__INSTRUCTION__.
Leave out the pictures, then reproduce the rest of the material exactly.

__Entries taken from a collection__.
◆ ◆ ◆

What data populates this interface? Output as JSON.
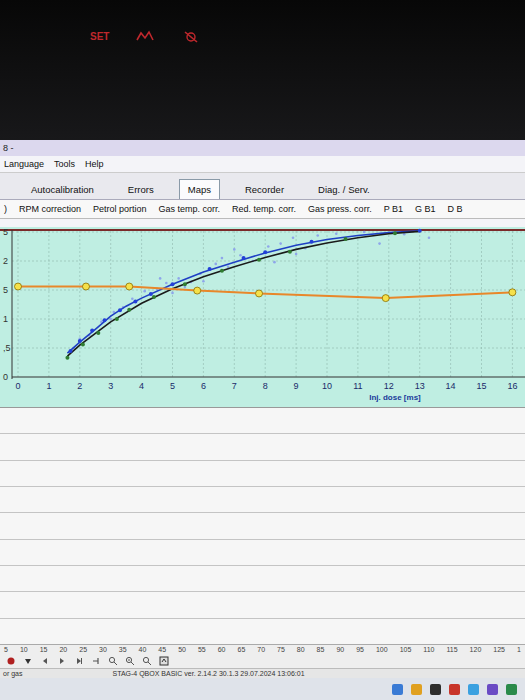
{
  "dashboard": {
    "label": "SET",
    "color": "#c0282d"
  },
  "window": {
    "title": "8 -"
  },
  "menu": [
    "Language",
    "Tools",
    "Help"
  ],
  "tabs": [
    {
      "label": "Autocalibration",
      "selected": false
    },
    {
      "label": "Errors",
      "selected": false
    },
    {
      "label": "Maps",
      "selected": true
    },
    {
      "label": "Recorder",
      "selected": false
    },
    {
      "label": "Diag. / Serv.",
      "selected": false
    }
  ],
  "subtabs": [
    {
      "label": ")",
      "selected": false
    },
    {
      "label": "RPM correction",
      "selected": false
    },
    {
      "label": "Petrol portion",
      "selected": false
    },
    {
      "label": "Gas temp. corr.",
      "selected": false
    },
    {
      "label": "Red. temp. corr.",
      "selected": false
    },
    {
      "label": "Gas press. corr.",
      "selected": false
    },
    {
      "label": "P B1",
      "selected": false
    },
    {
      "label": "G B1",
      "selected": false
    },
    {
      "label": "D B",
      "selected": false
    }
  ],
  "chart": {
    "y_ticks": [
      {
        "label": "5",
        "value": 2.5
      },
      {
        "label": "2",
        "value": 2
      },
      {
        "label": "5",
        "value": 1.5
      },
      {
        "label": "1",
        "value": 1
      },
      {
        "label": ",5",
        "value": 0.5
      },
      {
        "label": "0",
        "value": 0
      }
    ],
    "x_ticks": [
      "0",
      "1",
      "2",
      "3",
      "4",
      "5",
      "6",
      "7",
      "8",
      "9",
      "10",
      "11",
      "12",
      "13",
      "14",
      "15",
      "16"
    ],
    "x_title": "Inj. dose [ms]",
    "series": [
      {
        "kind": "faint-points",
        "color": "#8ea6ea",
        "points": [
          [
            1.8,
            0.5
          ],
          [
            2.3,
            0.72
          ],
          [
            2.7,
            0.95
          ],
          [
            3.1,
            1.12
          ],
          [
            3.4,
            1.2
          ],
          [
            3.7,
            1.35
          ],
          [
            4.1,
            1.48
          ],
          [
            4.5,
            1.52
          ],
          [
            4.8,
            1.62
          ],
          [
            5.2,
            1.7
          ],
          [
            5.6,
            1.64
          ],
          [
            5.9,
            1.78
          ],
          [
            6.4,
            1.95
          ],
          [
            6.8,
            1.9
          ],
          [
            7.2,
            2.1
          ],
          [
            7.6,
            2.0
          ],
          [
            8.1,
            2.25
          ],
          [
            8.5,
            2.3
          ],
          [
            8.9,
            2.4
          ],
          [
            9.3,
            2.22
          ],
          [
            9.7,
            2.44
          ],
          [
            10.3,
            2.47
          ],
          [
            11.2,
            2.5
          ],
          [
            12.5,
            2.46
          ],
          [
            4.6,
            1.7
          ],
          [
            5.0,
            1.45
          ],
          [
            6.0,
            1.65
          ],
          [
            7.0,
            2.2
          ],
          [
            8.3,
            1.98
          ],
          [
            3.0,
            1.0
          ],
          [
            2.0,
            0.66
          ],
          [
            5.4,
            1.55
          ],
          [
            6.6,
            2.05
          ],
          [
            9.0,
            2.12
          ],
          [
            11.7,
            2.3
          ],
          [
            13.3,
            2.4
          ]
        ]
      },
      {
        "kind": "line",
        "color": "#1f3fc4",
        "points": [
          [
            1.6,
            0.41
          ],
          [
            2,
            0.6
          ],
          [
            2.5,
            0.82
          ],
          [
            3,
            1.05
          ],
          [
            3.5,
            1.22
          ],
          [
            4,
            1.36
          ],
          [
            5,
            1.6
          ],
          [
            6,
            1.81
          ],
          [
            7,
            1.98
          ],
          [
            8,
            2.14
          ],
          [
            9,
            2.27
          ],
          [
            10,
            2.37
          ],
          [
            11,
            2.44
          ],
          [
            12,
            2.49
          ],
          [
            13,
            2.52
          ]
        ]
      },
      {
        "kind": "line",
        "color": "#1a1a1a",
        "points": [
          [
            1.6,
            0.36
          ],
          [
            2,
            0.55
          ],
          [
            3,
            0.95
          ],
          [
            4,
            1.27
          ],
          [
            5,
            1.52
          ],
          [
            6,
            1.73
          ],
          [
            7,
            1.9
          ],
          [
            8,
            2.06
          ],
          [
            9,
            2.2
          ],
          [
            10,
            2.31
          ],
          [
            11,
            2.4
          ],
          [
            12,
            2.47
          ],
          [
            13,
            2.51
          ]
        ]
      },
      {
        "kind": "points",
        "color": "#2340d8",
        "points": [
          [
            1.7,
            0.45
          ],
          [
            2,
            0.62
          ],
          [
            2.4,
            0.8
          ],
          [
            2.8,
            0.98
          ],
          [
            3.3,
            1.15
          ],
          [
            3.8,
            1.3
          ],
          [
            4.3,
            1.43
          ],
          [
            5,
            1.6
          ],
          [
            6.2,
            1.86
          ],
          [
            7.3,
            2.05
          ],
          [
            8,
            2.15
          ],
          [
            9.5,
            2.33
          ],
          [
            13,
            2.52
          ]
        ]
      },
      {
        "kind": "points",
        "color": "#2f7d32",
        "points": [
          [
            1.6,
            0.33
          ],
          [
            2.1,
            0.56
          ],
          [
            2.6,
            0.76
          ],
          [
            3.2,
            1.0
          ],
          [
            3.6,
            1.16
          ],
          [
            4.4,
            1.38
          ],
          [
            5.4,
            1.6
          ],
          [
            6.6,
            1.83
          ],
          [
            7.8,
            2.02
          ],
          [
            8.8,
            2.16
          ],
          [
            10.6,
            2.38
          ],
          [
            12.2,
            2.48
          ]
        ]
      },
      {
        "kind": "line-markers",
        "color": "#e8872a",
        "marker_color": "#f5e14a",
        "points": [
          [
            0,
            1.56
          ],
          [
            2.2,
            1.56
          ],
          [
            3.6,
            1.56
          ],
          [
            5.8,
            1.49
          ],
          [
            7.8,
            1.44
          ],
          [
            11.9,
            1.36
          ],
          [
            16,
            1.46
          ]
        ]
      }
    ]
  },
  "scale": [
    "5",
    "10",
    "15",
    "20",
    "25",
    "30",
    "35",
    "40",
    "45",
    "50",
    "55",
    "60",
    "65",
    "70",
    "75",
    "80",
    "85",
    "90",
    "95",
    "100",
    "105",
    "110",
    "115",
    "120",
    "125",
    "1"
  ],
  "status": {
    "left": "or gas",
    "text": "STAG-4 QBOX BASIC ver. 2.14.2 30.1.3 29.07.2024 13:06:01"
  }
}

◆ ◆ ◆

__OUTPUT OF THE TASK__.
What data populates this interface? Output as JSON.
{
  "dashboard": {
    "label": "SET",
    "color": "#c0282d"
  },
  "window": {
    "title": "8 -"
  },
  "menu": [
    "Language",
    "Tools",
    "Help"
  ],
  "tabs": [
    {
      "label": "Autocalibration",
      "selected": false
    },
    {
      "label": "Errors",
      "selected": false
    },
    {
      "label": "Maps",
      "selected": true
    },
    {
      "label": "Recorder",
      "selected": false
    },
    {
      "label": "Diag. / Serv.",
      "selected": false
    }
  ],
  "subtabs": [
    {
      "label": ")",
      "selected": false
    },
    {
      "label": "RPM correction",
      "selected": false
    },
    {
      "label": "Petrol portion",
      "selected": false
    },
    {
      "label": "Gas temp. corr.",
      "selected": false
    },
    {
      "label": "Red. temp. corr.",
      "selected": false
    },
    {
      "label": "Gas press. corr.",
      "selected": false
    },
    {
      "label": "P B1",
      "selected": false
    },
    {
      "label": "G B1",
      "selected": false
    },
    {
      "label": "D B",
      "selected": false
    }
  ],
  "chart": {
    "y_ticks": [
      {
        "label": "5",
        "value": 2.5
      },
      {
        "label": "2",
        "value": 2
      },
      {
        "label": "5",
        "value": 1.5
      },
      {
        "label": "1",
        "value": 1
      },
      {
        "label": ",5",
        "value": 0.5
      },
      {
        "label": "0",
        "value": 0
      }
    ],
    "x_ticks": [
      "0",
      "1",
      "2",
      "3",
      "4",
      "5",
      "6",
      "7",
      "8",
      "9",
      "10",
      "11",
      "12",
      "13",
      "14",
      "15",
      "16"
    ],
    "x_title": "Inj. dose [ms]",
    "series": [
      {
        "kind": "faint-points",
        "color": "#8ea6ea",
        "points": [
          [
            1.8,
            0.5
          ],
          [
            2.3,
            0.72
          ],
          [
            2.7,
            0.95
          ],
          [
            3.1,
            1.12
          ],
          [
            3.4,
            1.2
          ],
          [
            3.7,
            1.35
          ],
          [
            4.1,
            1.48
          ],
          [
            4.5,
            1.52
          ],
          [
            4.8,
            1.62
          ],
          [
            5.2,
            1.7
          ],
          [
            5.6,
            1.64
          ],
          [
            5.9,
            1.78
          ],
          [
            6.4,
            1.95
          ],
          [
            6.8,
            1.9
          ],
          [
            7.2,
            2.1
          ],
          [
            7.6,
            2.0
          ],
          [
            8.1,
            2.25
          ],
          [
            8.5,
            2.3
          ],
          [
            8.9,
            2.4
          ],
          [
            9.3,
            2.22
          ],
          [
            9.7,
            2.44
          ],
          [
            10.3,
            2.47
          ],
          [
            11.2,
            2.5
          ],
          [
            12.5,
            2.46
          ],
          [
            4.6,
            1.7
          ],
          [
            5.0,
            1.45
          ],
          [
            6.0,
            1.65
          ],
          [
            7.0,
            2.2
          ],
          [
            8.3,
            1.98
          ],
          [
            3.0,
            1.0
          ],
          [
            2.0,
            0.66
          ],
          [
            5.4,
            1.55
          ],
          [
            6.6,
            2.05
          ],
          [
            9.0,
            2.12
          ],
          [
            11.7,
            2.3
          ],
          [
            13.3,
            2.4
          ]
        ]
      },
      {
        "kind": "line",
        "color": "#1f3fc4",
        "points": [
          [
            1.6,
            0.41
          ],
          [
            2,
            0.6
          ],
          [
            2.5,
            0.82
          ],
          [
            3,
            1.05
          ],
          [
            3.5,
            1.22
          ],
          [
            4,
            1.36
          ],
          [
            5,
            1.6
          ],
          [
            6,
            1.81
          ],
          [
            7,
            1.98
          ],
          [
            8,
            2.14
          ],
          [
            9,
            2.27
          ],
          [
            10,
            2.37
          ],
          [
            11,
            2.44
          ],
          [
            12,
            2.49
          ],
          [
            13,
            2.52
          ]
        ]
      },
      {
        "kind": "line",
        "color": "#1a1a1a",
        "points": [
          [
            1.6,
            0.36
          ],
          [
            2,
            0.55
          ],
          [
            3,
            0.95
          ],
          [
            4,
            1.27
          ],
          [
            5,
            1.52
          ],
          [
            6,
            1.73
          ],
          [
            7,
            1.9
          ],
          [
            8,
            2.06
          ],
          [
            9,
            2.2
          ],
          [
            10,
            2.31
          ],
          [
            11,
            2.4
          ],
          [
            12,
            2.47
          ],
          [
            13,
            2.51
          ]
        ]
      },
      {
        "kind": "points",
        "color": "#2340d8",
        "points": [
          [
            1.7,
            0.45
          ],
          [
            2,
            0.62
          ],
          [
            2.4,
            0.8
          ],
          [
            2.8,
            0.98
          ],
          [
            3.3,
            1.15
          ],
          [
            3.8,
            1.3
          ],
          [
            4.3,
            1.43
          ],
          [
            5,
            1.6
          ],
          [
            6.2,
            1.86
          ],
          [
            7.3,
            2.05
          ],
          [
            8,
            2.15
          ],
          [
            9.5,
            2.33
          ],
          [
            13,
            2.52
          ]
        ]
      },
      {
        "kind": "points",
        "color": "#2f7d32",
        "points": [
          [
            1.6,
            0.33
          ],
          [
            2.1,
            0.56
          ],
          [
            2.6,
            0.76
          ],
          [
            3.2,
            1.0
          ],
          [
            3.6,
            1.16
          ],
          [
            4.4,
            1.38
          ],
          [
            5.4,
            1.6
          ],
          [
            6.6,
            1.83
          ],
          [
            7.8,
            2.02
          ],
          [
            8.8,
            2.16
          ],
          [
            10.6,
            2.38
          ],
          [
            12.2,
            2.48
          ]
        ]
      },
      {
        "kind": "line-markers",
        "color": "#e8872a",
        "marker_color": "#f5e14a",
        "points": [
          [
            0,
            1.56
          ],
          [
            2.2,
            1.56
          ],
          [
            3.6,
            1.56
          ],
          [
            5.8,
            1.49
          ],
          [
            7.8,
            1.44
          ],
          [
            11.9,
            1.36
          ],
          [
            16,
            1.46
          ]
        ]
      }
    ]
  },
  "scale": [
    "5",
    "10",
    "15",
    "20",
    "25",
    "30",
    "35",
    "40",
    "45",
    "50",
    "55",
    "60",
    "65",
    "70",
    "75",
    "80",
    "85",
    "90",
    "95",
    "100",
    "105",
    "110",
    "115",
    "120",
    "125",
    "1"
  ],
  "status": {
    "left": "or gas",
    "text": "STAG-4 QBOX BASIC ver. 2.14.2 30.1.3 29.07.2024 13:06:01"
  }
}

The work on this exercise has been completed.